═════ Exercise material ═════
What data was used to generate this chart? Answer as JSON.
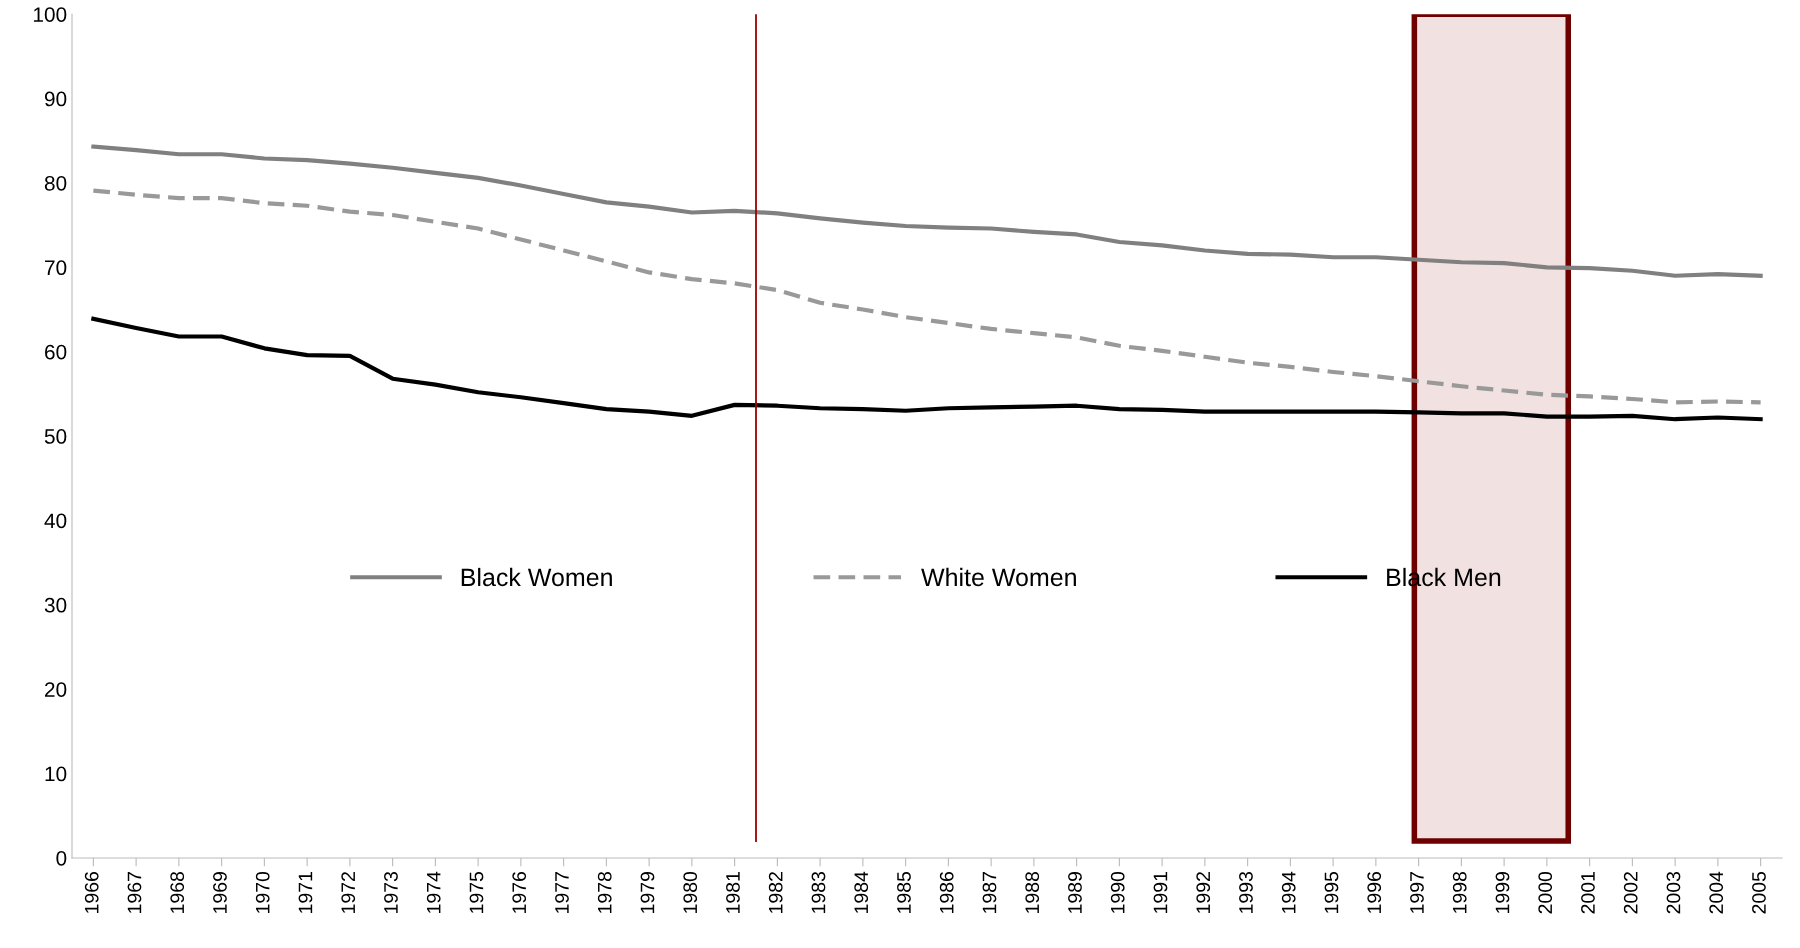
{
  "chart_data": {
    "type": "line",
    "x": [
      1966,
      1967,
      1968,
      1969,
      1970,
      1971,
      1972,
      1973,
      1974,
      1975,
      1976,
      1977,
      1978,
      1979,
      1980,
      1981,
      1982,
      1983,
      1984,
      1985,
      1986,
      1987,
      1988,
      1989,
      1990,
      1991,
      1992,
      1993,
      1994,
      1995,
      1996,
      1997,
      1998,
      1999,
      2000,
      2001,
      2002,
      2003,
      2004,
      2005
    ],
    "series": [
      {
        "name": "Black Women",
        "color": "#808080",
        "line_style": "solid",
        "values": [
          84.3,
          83.9,
          83.4,
          83.4,
          82.9,
          82.7,
          82.3,
          81.8,
          81.2,
          80.6,
          79.7,
          78.7,
          77.7,
          77.2,
          76.5,
          76.7,
          76.4,
          75.8,
          75.3,
          74.9,
          74.7,
          74.6,
          74.2,
          73.9,
          73.0,
          72.6,
          72.0,
          71.6,
          71.5,
          71.2,
          71.2,
          70.9,
          70.6,
          70.5,
          70.0,
          69.9,
          69.6,
          69.0,
          69.2,
          69.0
        ]
      },
      {
        "name": "White Women",
        "color": "#999999",
        "line_style": "dashed",
        "values": [
          79.1,
          78.6,
          78.2,
          78.2,
          77.6,
          77.3,
          76.6,
          76.2,
          75.4,
          74.6,
          73.3,
          72.0,
          70.7,
          69.4,
          68.6,
          68.1,
          67.3,
          65.8,
          65.0,
          64.1,
          63.4,
          62.7,
          62.2,
          61.7,
          60.7,
          60.1,
          59.4,
          58.7,
          58.2,
          57.6,
          57.1,
          56.5,
          55.9,
          55.4,
          54.9,
          54.7,
          54.4,
          54.0,
          54.1,
          54.0
        ]
      },
      {
        "name": "Black Men",
        "color": "#000000",
        "line_style": "solid",
        "values": [
          63.9,
          62.8,
          61.8,
          61.8,
          60.4,
          59.6,
          59.5,
          56.8,
          56.1,
          55.2,
          54.6,
          53.9,
          53.2,
          52.9,
          52.4,
          53.7,
          53.6,
          53.3,
          53.2,
          53.0,
          53.3,
          53.4,
          53.5,
          53.6,
          53.2,
          53.1,
          52.9,
          52.9,
          52.9,
          52.9,
          52.9,
          52.8,
          52.7,
          52.7,
          52.3,
          52.3,
          52.4,
          52.0,
          52.2,
          52.0
        ]
      }
    ],
    "xlim": [
      1965.5,
      2005.5
    ],
    "xticks": [
      1966,
      1967,
      1968,
      1969,
      1970,
      1971,
      1972,
      1973,
      1974,
      1975,
      1976,
      1977,
      1978,
      1979,
      1980,
      1981,
      1982,
      1983,
      1984,
      1985,
      1986,
      1987,
      1988,
      1989,
      1990,
      1991,
      1992,
      1993,
      1994,
      1995,
      1996,
      1997,
      1998,
      1999,
      2000,
      2001,
      2002,
      2003,
      2004,
      2005
    ],
    "ylim": [
      0,
      100
    ],
    "yticks": [
      0,
      10,
      20,
      30,
      40,
      50,
      60,
      70,
      80,
      90,
      100
    ],
    "grid": false,
    "legend": "center",
    "marker": "none",
    "ref_lines": [
      {
        "axis": "x",
        "value": 1981.5,
        "color": "#a00000"
      }
    ],
    "bands": [
      {
        "axis": "x",
        "from": 1996.9,
        "to": 2000.5,
        "color": "#f2e1e1"
      }
    ]
  }
}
═════
→ To do:
Where a line contains the string "color", extract that line.

→ Full answer:
        "color": "#808080",
        "color": "#999999",
        "color": "#000000",
        "color": "#a00000"
        "color": "#f2e1e1"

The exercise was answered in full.